> [What needs to be done]
Copy every entry exactly.

[Start]

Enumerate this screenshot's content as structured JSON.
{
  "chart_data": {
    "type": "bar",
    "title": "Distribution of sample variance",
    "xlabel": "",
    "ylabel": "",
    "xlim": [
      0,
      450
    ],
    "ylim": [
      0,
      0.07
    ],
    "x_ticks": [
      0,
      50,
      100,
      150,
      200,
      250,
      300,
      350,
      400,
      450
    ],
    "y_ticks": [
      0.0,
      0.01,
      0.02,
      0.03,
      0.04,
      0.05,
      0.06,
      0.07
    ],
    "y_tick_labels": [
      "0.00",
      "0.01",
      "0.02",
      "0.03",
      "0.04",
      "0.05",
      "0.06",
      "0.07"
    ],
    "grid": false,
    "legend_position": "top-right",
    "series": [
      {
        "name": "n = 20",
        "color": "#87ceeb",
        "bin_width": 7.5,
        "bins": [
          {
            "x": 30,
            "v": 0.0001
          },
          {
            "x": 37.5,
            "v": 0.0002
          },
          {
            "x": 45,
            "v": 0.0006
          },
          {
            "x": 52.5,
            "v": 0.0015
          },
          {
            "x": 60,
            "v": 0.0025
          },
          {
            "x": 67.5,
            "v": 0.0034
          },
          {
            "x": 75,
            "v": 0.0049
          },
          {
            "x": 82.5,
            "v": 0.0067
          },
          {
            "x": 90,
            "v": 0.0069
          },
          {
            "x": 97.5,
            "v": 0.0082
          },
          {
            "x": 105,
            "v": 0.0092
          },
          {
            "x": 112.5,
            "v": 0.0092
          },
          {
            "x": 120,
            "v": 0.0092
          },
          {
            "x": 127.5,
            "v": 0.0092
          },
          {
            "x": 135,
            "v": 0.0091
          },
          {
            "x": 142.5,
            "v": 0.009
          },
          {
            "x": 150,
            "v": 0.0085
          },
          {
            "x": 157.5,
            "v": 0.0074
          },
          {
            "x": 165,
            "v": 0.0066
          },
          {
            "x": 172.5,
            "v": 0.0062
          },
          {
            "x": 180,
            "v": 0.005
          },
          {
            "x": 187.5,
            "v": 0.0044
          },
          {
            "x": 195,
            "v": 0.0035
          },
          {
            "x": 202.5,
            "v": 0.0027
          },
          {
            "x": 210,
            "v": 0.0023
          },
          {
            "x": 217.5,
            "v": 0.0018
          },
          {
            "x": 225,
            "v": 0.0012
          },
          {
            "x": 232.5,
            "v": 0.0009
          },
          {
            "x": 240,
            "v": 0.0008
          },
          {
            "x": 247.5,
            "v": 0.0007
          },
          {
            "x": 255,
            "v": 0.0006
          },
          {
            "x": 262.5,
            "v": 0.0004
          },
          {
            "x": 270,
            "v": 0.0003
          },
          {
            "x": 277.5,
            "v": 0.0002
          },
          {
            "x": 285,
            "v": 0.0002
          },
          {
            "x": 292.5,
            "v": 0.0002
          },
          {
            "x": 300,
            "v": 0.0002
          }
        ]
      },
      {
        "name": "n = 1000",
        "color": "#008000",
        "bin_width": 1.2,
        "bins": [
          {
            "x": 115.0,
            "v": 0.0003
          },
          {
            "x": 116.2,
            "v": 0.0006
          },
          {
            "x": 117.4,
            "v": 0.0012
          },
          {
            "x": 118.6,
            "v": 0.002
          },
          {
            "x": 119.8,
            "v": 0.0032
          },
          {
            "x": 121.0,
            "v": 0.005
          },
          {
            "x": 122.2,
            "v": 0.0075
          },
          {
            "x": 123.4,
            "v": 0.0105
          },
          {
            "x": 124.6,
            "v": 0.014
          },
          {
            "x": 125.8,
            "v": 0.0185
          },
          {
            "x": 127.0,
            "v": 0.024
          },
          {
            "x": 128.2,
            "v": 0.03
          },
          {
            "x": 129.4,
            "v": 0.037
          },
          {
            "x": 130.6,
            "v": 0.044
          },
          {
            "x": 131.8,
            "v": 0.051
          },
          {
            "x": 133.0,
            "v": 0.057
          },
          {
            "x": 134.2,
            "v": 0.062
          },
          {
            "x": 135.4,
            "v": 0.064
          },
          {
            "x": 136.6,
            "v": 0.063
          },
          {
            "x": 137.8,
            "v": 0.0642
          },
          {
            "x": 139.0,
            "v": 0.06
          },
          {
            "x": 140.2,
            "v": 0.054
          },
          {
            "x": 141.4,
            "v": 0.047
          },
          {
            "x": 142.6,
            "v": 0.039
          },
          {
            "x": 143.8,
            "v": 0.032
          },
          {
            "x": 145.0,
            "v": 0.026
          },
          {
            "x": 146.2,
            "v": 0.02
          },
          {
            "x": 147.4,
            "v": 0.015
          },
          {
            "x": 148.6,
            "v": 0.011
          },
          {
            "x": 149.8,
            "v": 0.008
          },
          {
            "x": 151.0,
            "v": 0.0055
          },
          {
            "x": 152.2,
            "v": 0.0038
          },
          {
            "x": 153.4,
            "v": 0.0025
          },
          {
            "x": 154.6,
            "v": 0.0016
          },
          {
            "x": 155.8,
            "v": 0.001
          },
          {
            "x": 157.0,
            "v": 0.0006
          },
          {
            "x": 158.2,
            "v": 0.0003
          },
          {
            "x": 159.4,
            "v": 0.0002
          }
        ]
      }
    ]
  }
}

[End]

> [Expected answer]
Enumerate this screenshot's content as structured JSON.
{
  "chart_data": {
    "type": "bar",
    "title": "Distribution of sample variance",
    "xlabel": "",
    "ylabel": "",
    "xlim": [
      0,
      450
    ],
    "ylim": [
      0,
      0.07
    ],
    "x_ticks": [
      0,
      50,
      100,
      150,
      200,
      250,
      300,
      350,
      400,
      450
    ],
    "y_ticks": [
      0.0,
      0.01,
      0.02,
      0.03,
      0.04,
      0.05,
      0.06,
      0.07
    ],
    "y_tick_labels": [
      "0.00",
      "0.01",
      "0.02",
      "0.03",
      "0.04",
      "0.05",
      "0.06",
      "0.07"
    ],
    "grid": false,
    "legend_position": "top-right",
    "series": [
      {
        "name": "n = 20",
        "color": "#87ceeb",
        "bin_width": 7.5,
        "bins": [
          {
            "x": 30,
            "v": 0.0001
          },
          {
            "x": 37.5,
            "v": 0.0002
          },
          {
            "x": 45,
            "v": 0.0006
          },
          {
            "x": 52.5,
            "v": 0.0015
          },
          {
            "x": 60,
            "v": 0.0025
          },
          {
            "x": 67.5,
            "v": 0.0034
          },
          {
            "x": 75,
            "v": 0.0049
          },
          {
            "x": 82.5,
            "v": 0.0067
          },
          {
            "x": 90,
            "v": 0.0069
          },
          {
            "x": 97.5,
            "v": 0.0082
          },
          {
            "x": 105,
            "v": 0.0092
          },
          {
            "x": 112.5,
            "v": 0.0092
          },
          {
            "x": 120,
            "v": 0.0092
          },
          {
            "x": 127.5,
            "v": 0.0092
          },
          {
            "x": 135,
            "v": 0.0091
          },
          {
            "x": 142.5,
            "v": 0.009
          },
          {
            "x": 150,
            "v": 0.0085
          },
          {
            "x": 157.5,
            "v": 0.0074
          },
          {
            "x": 165,
            "v": 0.0066
          },
          {
            "x": 172.5,
            "v": 0.0062
          },
          {
            "x": 180,
            "v": 0.005
          },
          {
            "x": 187.5,
            "v": 0.0044
          },
          {
            "x": 195,
            "v": 0.0035
          },
          {
            "x": 202.5,
            "v": 0.0027
          },
          {
            "x": 210,
            "v": 0.0023
          },
          {
            "x": 217.5,
            "v": 0.0018
          },
          {
            "x": 225,
            "v": 0.0012
          },
          {
            "x": 232.5,
            "v": 0.0009
          },
          {
            "x": 240,
            "v": 0.0008
          },
          {
            "x": 247.5,
            "v": 0.0007
          },
          {
            "x": 255,
            "v": 0.0006
          },
          {
            "x": 262.5,
            "v": 0.0004
          },
          {
            "x": 270,
            "v": 0.0003
          },
          {
            "x": 277.5,
            "v": 0.0002
          },
          {
            "x": 285,
            "v": 0.0002
          },
          {
            "x": 292.5,
            "v": 0.0002
          },
          {
            "x": 300,
            "v": 0.0002
          }
        ]
      },
      {
        "name": "n = 1000",
        "color": "#008000",
        "bin_width": 1.2,
        "bins": [
          {
            "x": 115.0,
            "v": 0.0003
          },
          {
            "x": 116.2,
            "v": 0.0006
          },
          {
            "x": 117.4,
            "v": 0.0012
          },
          {
            "x": 118.6,
            "v": 0.002
          },
          {
            "x": 119.8,
            "v": 0.0032
          },
          {
            "x": 121.0,
            "v": 0.005
          },
          {
            "x": 122.2,
            "v": 0.0075
          },
          {
            "x": 123.4,
            "v": 0.0105
          },
          {
            "x": 124.6,
            "v": 0.014
          },
          {
            "x": 125.8,
            "v": 0.0185
          },
          {
            "x": 127.0,
            "v": 0.024
          },
          {
            "x": 128.2,
            "v": 0.03
          },
          {
            "x": 129.4,
            "v": 0.037
          },
          {
            "x": 130.6,
            "v": 0.044
          },
          {
            "x": 131.8,
            "v": 0.051
          },
          {
            "x": 133.0,
            "v": 0.057
          },
          {
            "x": 134.2,
            "v": 0.062
          },
          {
            "x": 135.4,
            "v": 0.064
          },
          {
            "x": 136.6,
            "v": 0.063
          },
          {
            "x": 137.8,
            "v": 0.0642
          },
          {
            "x": 139.0,
            "v": 0.06
          },
          {
            "x": 140.2,
            "v": 0.054
          },
          {
            "x": 141.4,
            "v": 0.047
          },
          {
            "x": 142.6,
            "v": 0.039
          },
          {
            "x": 143.8,
            "v": 0.032
          },
          {
            "x": 145.0,
            "v": 0.026
          },
          {
            "x": 146.2,
            "v": 0.02
          },
          {
            "x": 147.4,
            "v": 0.015
          },
          {
            "x": 148.6,
            "v": 0.011
          },
          {
            "x": 149.8,
            "v": 0.008
          },
          {
            "x": 151.0,
            "v": 0.0055
          },
          {
            "x": 152.2,
            "v": 0.0038
          },
          {
            "x": 153.4,
            "v": 0.0025
          },
          {
            "x": 154.6,
            "v": 0.0016
          },
          {
            "x": 155.8,
            "v": 0.001
          },
          {
            "x": 157.0,
            "v": 0.0006
          },
          {
            "x": 158.2,
            "v": 0.0003
          },
          {
            "x": 159.4,
            "v": 0.0002
          }
        ]
      }
    ]
  }
}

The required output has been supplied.